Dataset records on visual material
************

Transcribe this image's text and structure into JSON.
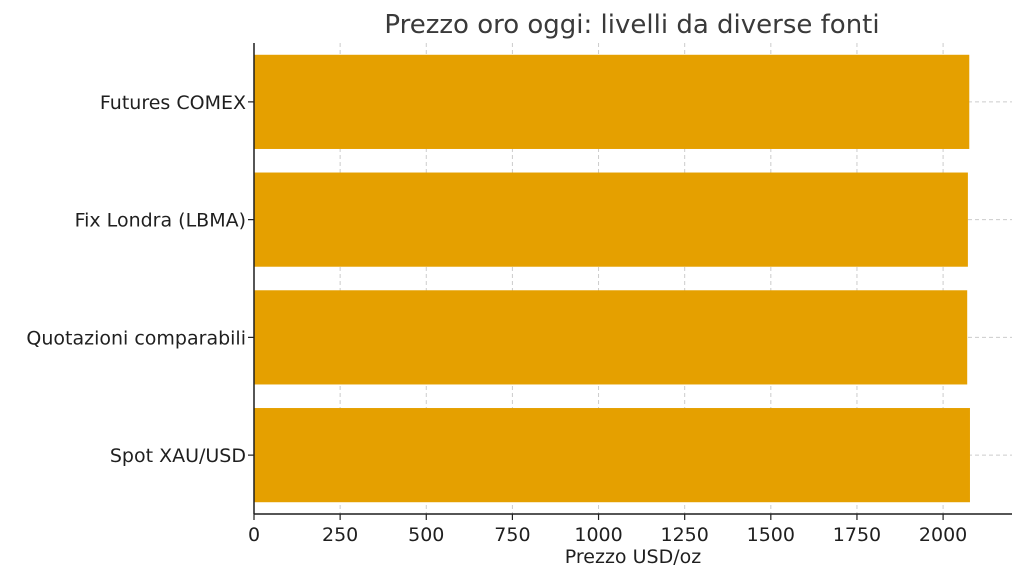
{
  "chart_data": {
    "type": "bar",
    "orientation": "horizontal",
    "title": "Prezzo oro oggi: livelli da diverse fonti",
    "xlabel": "Prezzo USD/oz",
    "ylabel": "",
    "categories": [
      "Spot XAU/USD",
      "Quotazioni comparabili",
      "Fix Londra (LBMA)",
      "Futures COMEX"
    ],
    "values": [
      2078,
      2070,
      2072,
      2076
    ],
    "xlim": [
      0,
      2200
    ],
    "xticks": [
      0,
      250,
      500,
      750,
      1000,
      1250,
      1500,
      1750,
      2000
    ],
    "grid": true,
    "legend": "none",
    "bar_color": "#E5A000"
  }
}
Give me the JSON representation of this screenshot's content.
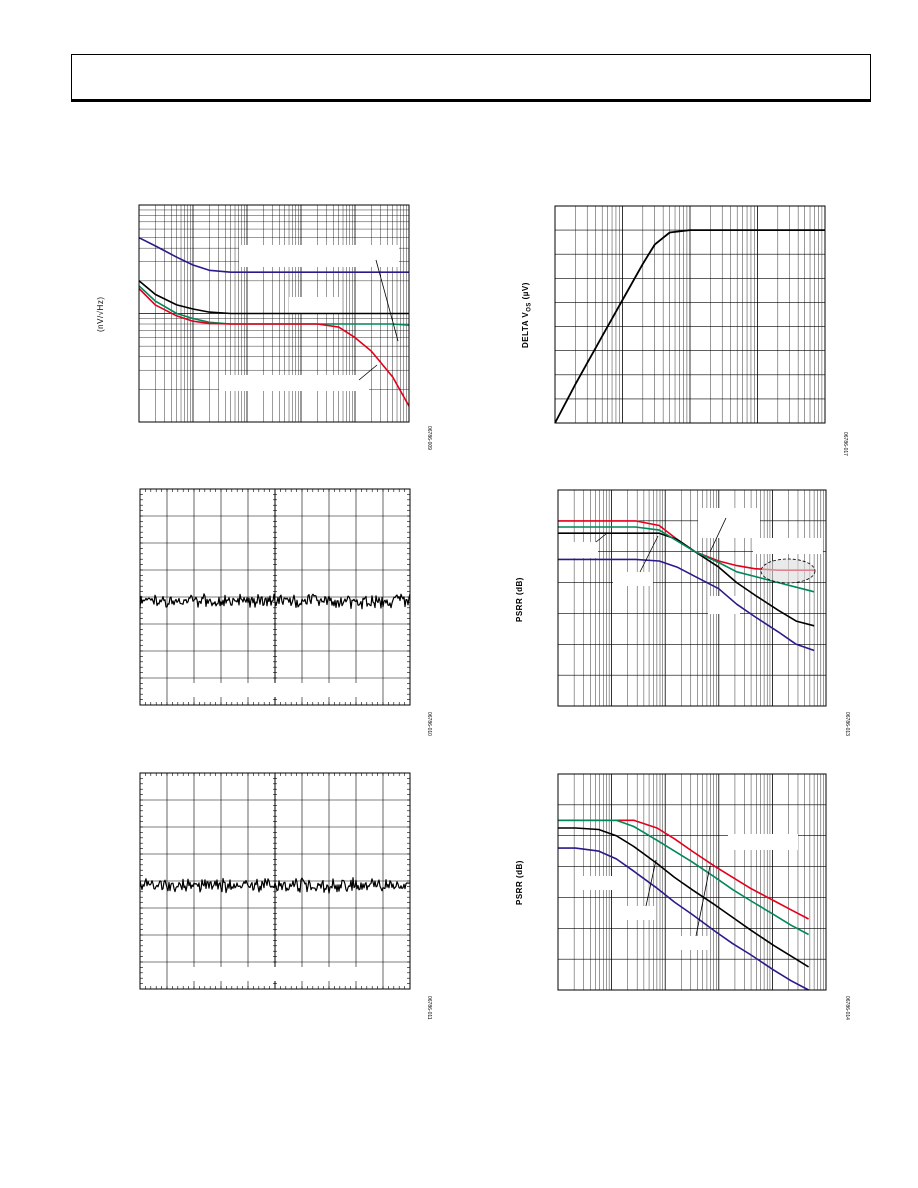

************

Short exercise —
The pictures in the entries should be left out; output everything else exactly.

Answer in full —
Transcribe this image's text and structure into JSON.
{
  "chart_data": {
    "type": "bar",
    "orientation": "horizontal",
    "title": "Prezzo oro oggi: livelli da diverse fonti",
    "xlabel": "Prezzo USD/oz",
    "ylabel": "",
    "categories": [
      "Spot XAU/USD",
      "Quotazioni comparabili",
      "Fix Londra (LBMA)",
      "Futures COMEX"
    ],
    "values": [
      2078,
      2070,
      2072,
      2076
    ],
    "xlim": [
      0,
      2200
    ],
    "xticks": [
      0,
      250,
      500,
      750,
      1000,
      1250,
      1500,
      1750,
      2000
    ],
    "grid": true,
    "legend": "none",
    "bar_color": "#E5A000"
  }
}
Give me the JSON representation of this screenshot's content.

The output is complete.